-- start Dataset --

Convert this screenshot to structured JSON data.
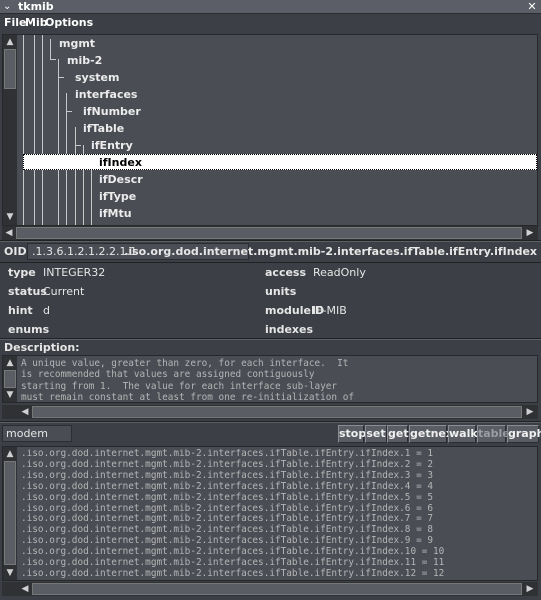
{
  "window": {
    "title": "tkmib"
  },
  "menubar": {
    "items": [
      "File",
      "Mib",
      "Options"
    ]
  },
  "tree": {
    "nodes": [
      {
        "label": "mgmt"
      },
      {
        "label": "mib-2"
      },
      {
        "label": "system"
      },
      {
        "label": "interfaces"
      },
      {
        "label": "ifNumber"
      },
      {
        "label": "ifTable"
      },
      {
        "label": "ifEntry"
      },
      {
        "label": "ifIndex",
        "selected": true
      },
      {
        "label": "ifDescr"
      },
      {
        "label": "ifType"
      },
      {
        "label": "ifMtu"
      }
    ]
  },
  "oid": {
    "label": "OID:",
    "value": ".1.3.6.1.2.1.2.2.1.1",
    "path": ".iso.org.dod.internet.mgmt.mib-2.interfaces.ifTable.ifEntry.ifIndex"
  },
  "props": {
    "type_label": "type",
    "type_value": "INTEGER32",
    "access_label": "access",
    "access_value": "ReadOnly",
    "status_label": "status",
    "status_value": "Current",
    "units_label": "units",
    "units_value": "",
    "hint_label": "hint",
    "hint_value": "d",
    "moduleid_label": "moduleID",
    "moduleid_value": "IF-MIB",
    "enums_label": "enums",
    "indexes_label": "indexes"
  },
  "description": {
    "label": "Description:",
    "lines": [
      "A unique value, greater than zero, for each interface.  It",
      "is recommended that values are assigned contiguously",
      "starting from 1.  The value for each interface sub-layer",
      "must remain constant at least from one re-initialization of"
    ]
  },
  "command": {
    "host": "modem",
    "buttons": [
      {
        "label": "stop",
        "enabled": true
      },
      {
        "label": "set",
        "enabled": true
      },
      {
        "label": "get",
        "enabled": true
      },
      {
        "label": "getnext",
        "enabled": true
      },
      {
        "label": "walk",
        "enabled": true
      },
      {
        "label": "table",
        "enabled": false
      },
      {
        "label": "graph",
        "enabled": true
      }
    ]
  },
  "output": {
    "lines": [
      ".iso.org.dod.internet.mgmt.mib-2.interfaces.ifTable.ifEntry.ifIndex.1 = 1",
      ".iso.org.dod.internet.mgmt.mib-2.interfaces.ifTable.ifEntry.ifIndex.2 = 2",
      ".iso.org.dod.internet.mgmt.mib-2.interfaces.ifTable.ifEntry.ifIndex.3 = 3",
      ".iso.org.dod.internet.mgmt.mib-2.interfaces.ifTable.ifEntry.ifIndex.4 = 4",
      ".iso.org.dod.internet.mgmt.mib-2.interfaces.ifTable.ifEntry.ifIndex.5 = 5",
      ".iso.org.dod.internet.mgmt.mib-2.interfaces.ifTable.ifEntry.ifIndex.6 = 6",
      ".iso.org.dod.internet.mgmt.mib-2.interfaces.ifTable.ifEntry.ifIndex.7 = 7",
      ".iso.org.dod.internet.mgmt.mib-2.interfaces.ifTable.ifEntry.ifIndex.8 = 8",
      ".iso.org.dod.internet.mgmt.mib-2.interfaces.ifTable.ifEntry.ifIndex.9 = 9",
      ".iso.org.dod.internet.mgmt.mib-2.interfaces.ifTable.ifEntry.ifIndex.10 = 10",
      ".iso.org.dod.internet.mgmt.mib-2.interfaces.ifTable.ifEntry.ifIndex.11 = 11",
      ".iso.org.dod.internet.mgmt.mib-2.interfaces.ifTable.ifEntry.ifIndex.12 = 12"
    ]
  }
}
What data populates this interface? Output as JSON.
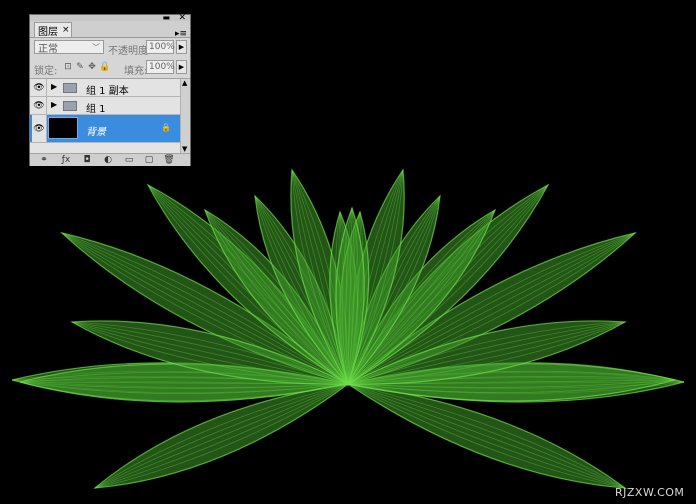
{
  "panel": {
    "tab_label": "图层",
    "tab_close": "×",
    "win_min": "▬",
    "win_close": "✕",
    "menu": "▸≡",
    "blend_mode": "正常",
    "opacity_label": "不透明度:",
    "opacity_value": "100%",
    "lock_label": "锁定:",
    "fill_label": "填充:",
    "fill_value": "100%",
    "layers": [
      {
        "name": "组 1 副本",
        "type": "group",
        "visible": true
      },
      {
        "name": "组 1",
        "type": "group",
        "visible": true
      },
      {
        "name": "背景",
        "type": "background",
        "visible": true,
        "selected": true,
        "locked": true
      }
    ],
    "bottom_icons": [
      "link-icon",
      "fx-icon",
      "mask-icon",
      "adjustment-icon",
      "new-group-icon",
      "new-layer-icon",
      "trash-icon"
    ],
    "bottom_glyphs": [
      "⚭",
      "ƒx",
      "◘",
      "◐",
      "▭",
      "▢",
      "🗑"
    ]
  },
  "canvas": {
    "background": "#000000",
    "leaf_color": "#3f9a2a",
    "leaf_highlight": "#6fe04a"
  },
  "watermark": "RJZXW.COM"
}
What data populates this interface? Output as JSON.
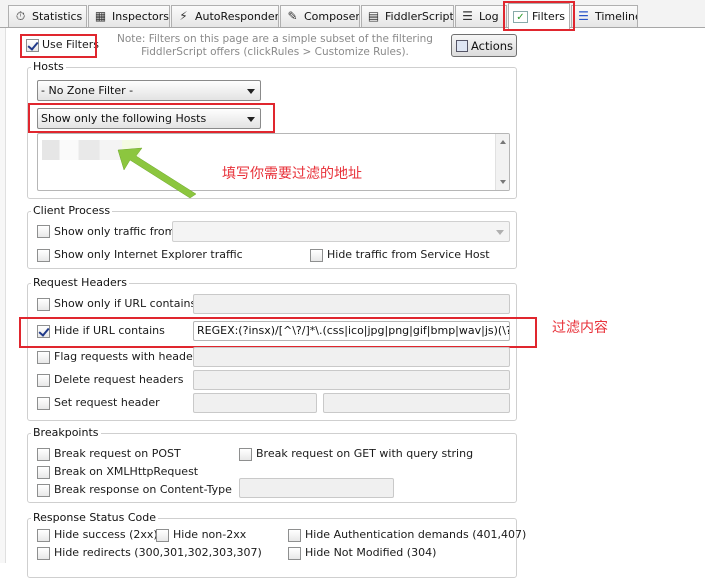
{
  "tabs": [
    {
      "label": "Statistics",
      "icon": "stopwatch-icon"
    },
    {
      "label": "Inspectors",
      "icon": "inspect-icon"
    },
    {
      "label": "AutoResponder",
      "icon": "lightning-icon"
    },
    {
      "label": "Composer",
      "icon": "pencil-icon"
    },
    {
      "label": "FiddlerScript",
      "icon": "script-icon"
    },
    {
      "label": "Log",
      "icon": "log-icon"
    },
    {
      "label": "Filters",
      "icon": "checkmark-icon"
    },
    {
      "label": "Timeline",
      "icon": "timeline-icon"
    }
  ],
  "active_tab": "Filters",
  "top": {
    "use_filters_label": "Use Filters",
    "use_filters_checked": true,
    "note_line1": "Note: Filters on this page are a simple subset of the filtering",
    "note_line2": "FiddlerScript offers (clickRules > Customize Rules).",
    "actions_label": "Actions"
  },
  "hosts": {
    "title": "Hosts",
    "zone_filter": "- No Zone Filter -",
    "host_mode": "Show only the following Hosts",
    "annotation": "填写你需要过滤的地址"
  },
  "client_process": {
    "title": "Client Process",
    "show_only_traffic_from": "Show only traffic from",
    "show_only_ie": "Show only Internet Explorer traffic",
    "hide_service_host": "Hide traffic from Service Host"
  },
  "request_headers": {
    "title": "Request Headers",
    "show_only_url": "Show only if URL contains",
    "hide_if_url": "Hide if URL contains",
    "hide_if_url_checked": true,
    "hide_if_url_value": "REGEX:(?insx)/[^\\?/]*\\.(css|ico|jpg|png|gif|bmp|wav|js)(\\?.*)?$",
    "flag_requests": "Flag requests with headers",
    "delete_headers": "Delete request headers",
    "set_header": "Set request header",
    "annotation": "过滤内容"
  },
  "breakpoints": {
    "title": "Breakpoints",
    "break_post": "Break request on POST",
    "break_get_query": "Break request on GET with query string",
    "break_xhr": "Break on XMLHttpRequest",
    "break_content_type": "Break response on Content-Type"
  },
  "response_status": {
    "title": "Response Status Code",
    "hide_success": "Hide success (2xx)",
    "hide_non_2xx": "Hide non-2xx",
    "hide_auth": "Hide Authentication demands (401,407)",
    "hide_redirects": "Hide redirects (300,301,302,303,307)",
    "hide_not_modified": "Hide Not Modified (304)"
  },
  "colors": {
    "highlight": "#e0262e",
    "annotation_text": "#e8323a",
    "arrow": "#8cc63f"
  }
}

-- end Dataset --

Your answer should be a single number: the count of lines holding the word "each".

2